*** Records to process
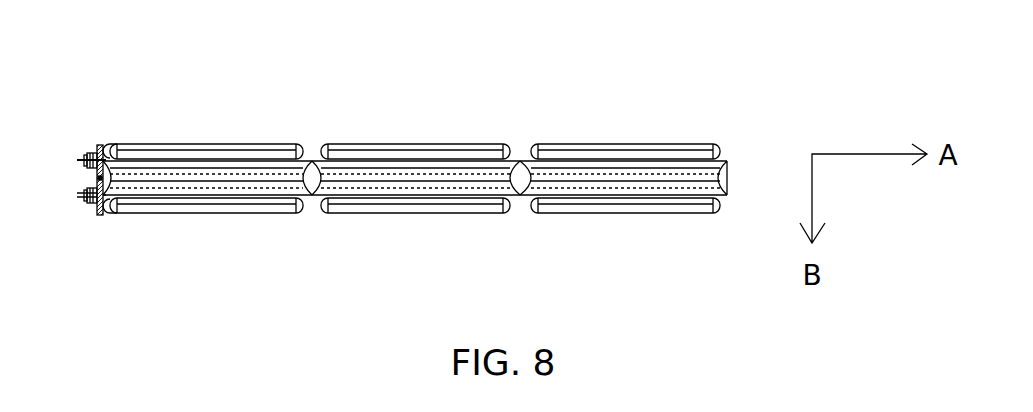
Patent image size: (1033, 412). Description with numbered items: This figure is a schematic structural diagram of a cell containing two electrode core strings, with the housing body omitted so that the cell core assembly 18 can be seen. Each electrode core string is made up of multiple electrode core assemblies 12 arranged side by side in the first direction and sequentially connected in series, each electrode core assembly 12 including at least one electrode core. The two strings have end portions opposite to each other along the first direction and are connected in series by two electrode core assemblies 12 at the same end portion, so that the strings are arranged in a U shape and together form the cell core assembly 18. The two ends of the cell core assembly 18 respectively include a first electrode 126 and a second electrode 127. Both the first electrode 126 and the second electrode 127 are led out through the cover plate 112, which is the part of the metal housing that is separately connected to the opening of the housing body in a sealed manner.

The cell core assembly 18 is at (705, 51).
The electrode core assembly 12 is at (198, 148).
The cover plate 112 is at (95, 148).
The first electrode 126 is at (112, 205).
The second electrode 127 is at (113, 153).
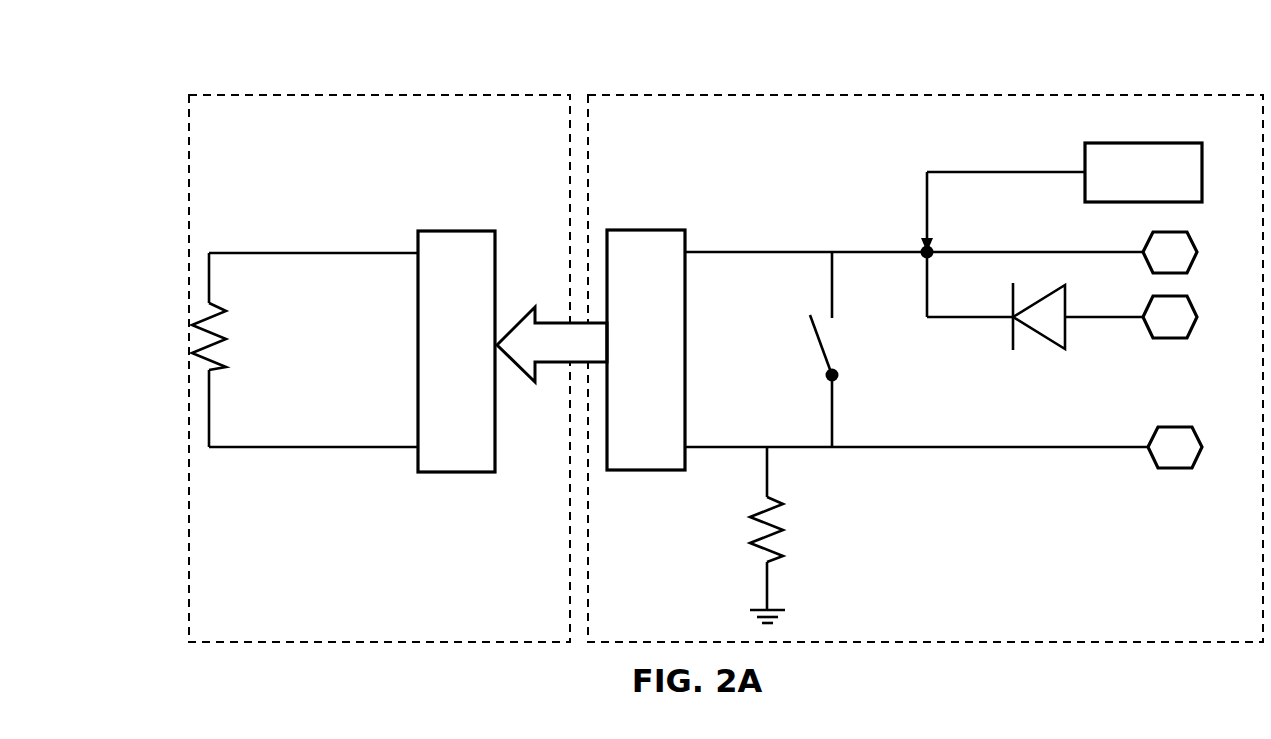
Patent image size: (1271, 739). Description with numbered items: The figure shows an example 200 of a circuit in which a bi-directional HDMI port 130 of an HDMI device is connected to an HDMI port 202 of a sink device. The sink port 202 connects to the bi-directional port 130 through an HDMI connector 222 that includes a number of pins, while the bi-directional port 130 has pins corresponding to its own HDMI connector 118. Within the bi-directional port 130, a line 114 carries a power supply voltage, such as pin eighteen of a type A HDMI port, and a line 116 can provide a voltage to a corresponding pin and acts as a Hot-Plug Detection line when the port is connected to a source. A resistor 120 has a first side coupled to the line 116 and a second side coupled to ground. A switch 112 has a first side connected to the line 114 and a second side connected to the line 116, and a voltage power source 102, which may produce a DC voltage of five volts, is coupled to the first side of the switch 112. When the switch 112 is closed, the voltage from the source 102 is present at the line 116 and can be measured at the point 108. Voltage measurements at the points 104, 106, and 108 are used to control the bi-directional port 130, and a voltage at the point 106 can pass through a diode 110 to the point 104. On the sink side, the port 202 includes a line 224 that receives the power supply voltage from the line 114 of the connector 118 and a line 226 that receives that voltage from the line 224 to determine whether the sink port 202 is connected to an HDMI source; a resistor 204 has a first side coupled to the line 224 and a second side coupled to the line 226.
******
→ Work to complete: State how many lines of the records above contain the word "assembly", giving only the number.

→ Solution to this problem: 3